- [What the task asks]: The records that follow need to be output exactly as they are.

-- Start of Dataset content --

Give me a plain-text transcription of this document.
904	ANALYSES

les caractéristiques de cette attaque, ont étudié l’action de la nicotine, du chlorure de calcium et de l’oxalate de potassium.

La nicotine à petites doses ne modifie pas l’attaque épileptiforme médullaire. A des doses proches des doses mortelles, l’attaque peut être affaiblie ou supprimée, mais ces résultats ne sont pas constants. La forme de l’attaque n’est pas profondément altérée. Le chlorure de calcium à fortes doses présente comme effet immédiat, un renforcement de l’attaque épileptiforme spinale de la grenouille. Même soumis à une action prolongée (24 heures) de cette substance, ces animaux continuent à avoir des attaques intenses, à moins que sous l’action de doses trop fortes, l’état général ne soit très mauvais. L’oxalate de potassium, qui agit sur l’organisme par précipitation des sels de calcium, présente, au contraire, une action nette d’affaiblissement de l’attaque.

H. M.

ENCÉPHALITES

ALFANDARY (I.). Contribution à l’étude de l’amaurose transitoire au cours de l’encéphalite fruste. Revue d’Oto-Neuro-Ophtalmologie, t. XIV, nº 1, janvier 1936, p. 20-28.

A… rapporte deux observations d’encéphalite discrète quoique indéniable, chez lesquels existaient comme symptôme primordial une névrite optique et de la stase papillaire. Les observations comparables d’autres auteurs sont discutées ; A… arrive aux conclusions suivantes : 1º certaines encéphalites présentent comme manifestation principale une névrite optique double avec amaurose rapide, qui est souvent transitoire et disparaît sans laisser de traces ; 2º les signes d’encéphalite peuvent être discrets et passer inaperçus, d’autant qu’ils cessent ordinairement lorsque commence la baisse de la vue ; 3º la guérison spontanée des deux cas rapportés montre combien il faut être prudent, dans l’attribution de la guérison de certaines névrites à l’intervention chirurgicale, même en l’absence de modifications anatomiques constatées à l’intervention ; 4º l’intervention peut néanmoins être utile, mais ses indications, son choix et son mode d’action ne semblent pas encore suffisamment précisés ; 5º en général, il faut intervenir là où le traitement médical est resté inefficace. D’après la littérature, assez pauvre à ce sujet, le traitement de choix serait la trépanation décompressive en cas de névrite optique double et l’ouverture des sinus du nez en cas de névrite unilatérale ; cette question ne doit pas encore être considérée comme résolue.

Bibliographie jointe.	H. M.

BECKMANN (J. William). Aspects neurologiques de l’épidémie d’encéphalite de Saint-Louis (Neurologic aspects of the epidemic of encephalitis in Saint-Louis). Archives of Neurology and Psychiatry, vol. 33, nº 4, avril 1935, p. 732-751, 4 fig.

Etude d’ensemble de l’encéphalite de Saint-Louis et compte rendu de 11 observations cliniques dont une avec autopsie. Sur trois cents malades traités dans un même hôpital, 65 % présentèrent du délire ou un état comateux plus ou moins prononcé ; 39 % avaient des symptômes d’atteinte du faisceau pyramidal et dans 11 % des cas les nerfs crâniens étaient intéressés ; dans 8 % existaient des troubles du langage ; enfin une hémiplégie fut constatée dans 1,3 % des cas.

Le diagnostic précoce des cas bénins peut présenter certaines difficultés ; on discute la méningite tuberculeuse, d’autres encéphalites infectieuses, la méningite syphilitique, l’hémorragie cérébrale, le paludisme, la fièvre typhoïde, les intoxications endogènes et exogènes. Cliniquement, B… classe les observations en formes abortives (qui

-- End of Dataset content --

- [Result for this exercise]:
Give me a plain-text transcription of this document.
904	ANALYSES

les caractéristiques de cette attaque, ont étudié l’action de la nicotine, du chlorure de calcium et de l’oxalate de potassium.

La nicotine à petites doses ne modifie pas l’attaque épileptiforme médullaire. A des doses proches des doses mortelles, l’attaque peut être affaiblie ou supprimée, mais ces résultats ne sont pas constants. La forme de l’attaque n’est pas profondément altérée. Le chlorure de calcium à fortes doses présente comme effet immédiat, un renforcement de l’attaque épileptiforme spinale de la grenouille. Même soumis à une action prolongée (24 heures) de cette substance, ces animaux continuent à avoir des attaques intenses, à moins que sous l’action de doses trop fortes, l’état général ne soit très mauvais. L’oxalate de potassium, qui agit sur l’organisme par précipitation des sels de calcium, présente, au contraire, une action nette d’affaiblissement de l’attaque.

H. M.

ENCÉPHALITES

ALFANDARY (I.). Contribution à l’étude de l’amaurose transitoire au cours de l’encéphalite fruste. Revue d’Oto-Neuro-Ophtalmologie, t. XIV, nº 1, janvier 1936, p. 20-28.

A… rapporte deux observations d’encéphalite discrète quoique indéniable, chez lesquels existaient comme symptôme primordial une névrite optique et de la stase papillaire. Les observations comparables d’autres auteurs sont discutées ; A… arrive aux conclusions suivantes : 1º certaines encéphalites présentent comme manifestation principale une névrite optique double avec amaurose rapide, qui est souvent transitoire et disparaît sans laisser de traces ; 2º les signes d’encéphalite peuvent être discrets et passer inaperçus, d’autant qu’ils cessent ordinairement lorsque commence la baisse de la vue ; 3º la guérison spontanée des deux cas rapportés montre combien il faut être prudent, dans l’attribution de la guérison de certaines névrites à l’intervention chirurgicale, même en l’absence de modifications anatomiques constatées à l’intervention ; 4º l’intervention peut néanmoins être utile, mais ses indications, son choix et son mode d’action ne semblent pas encore suffisamment précisés ; 5º en général, il faut intervenir là où le traitement médical est resté inefficace. D’après la littérature, assez pauvre à ce sujet, le traitement de choix serait la trépanation décompressive en cas de névrite optique double et l’ouverture des sinus du nez en cas de névrite unilatérale ; cette question ne doit pas encore être considérée comme résolue.

Bibliographie jointe.	H. M.

BECKMANN (J. William). Aspects neurologiques de l’épidémie d’encéphalite de Saint-Louis (Neurologic aspects of the epidemic of encephalitis in Saint-Louis). Archives of Neurology and Psychiatry, vol. 33, nº 4, avril 1935, p. 732-751, 4 fig.

Etude d’ensemble de l’encéphalite de Saint-Louis et compte rendu de 11 observations cliniques dont une avec autopsie. Sur trois cents malades traités dans un même hôpital, 65 % présentèrent du délire ou un état comateux plus ou moins prononcé ; 39 % avaient des symptômes d’atteinte du faisceau pyramidal et dans 11 % des cas les nerfs crâniens étaient intéressés ; dans 8 % existaient des troubles du langage ; enfin une hémiplégie fut constatée dans 1,3 % des cas.

Le diagnostic précoce des cas bénins peut présenter certaines difficultés ; on discute la méningite tuberculeuse, d’autres encéphalites infectieuses, la méningite syphilitique, l’hémorragie cérébrale, le paludisme, la fièvre typhoïde, les intoxications endogènes et exogènes. Cliniquement, B… classe les observations en formes abortives (qui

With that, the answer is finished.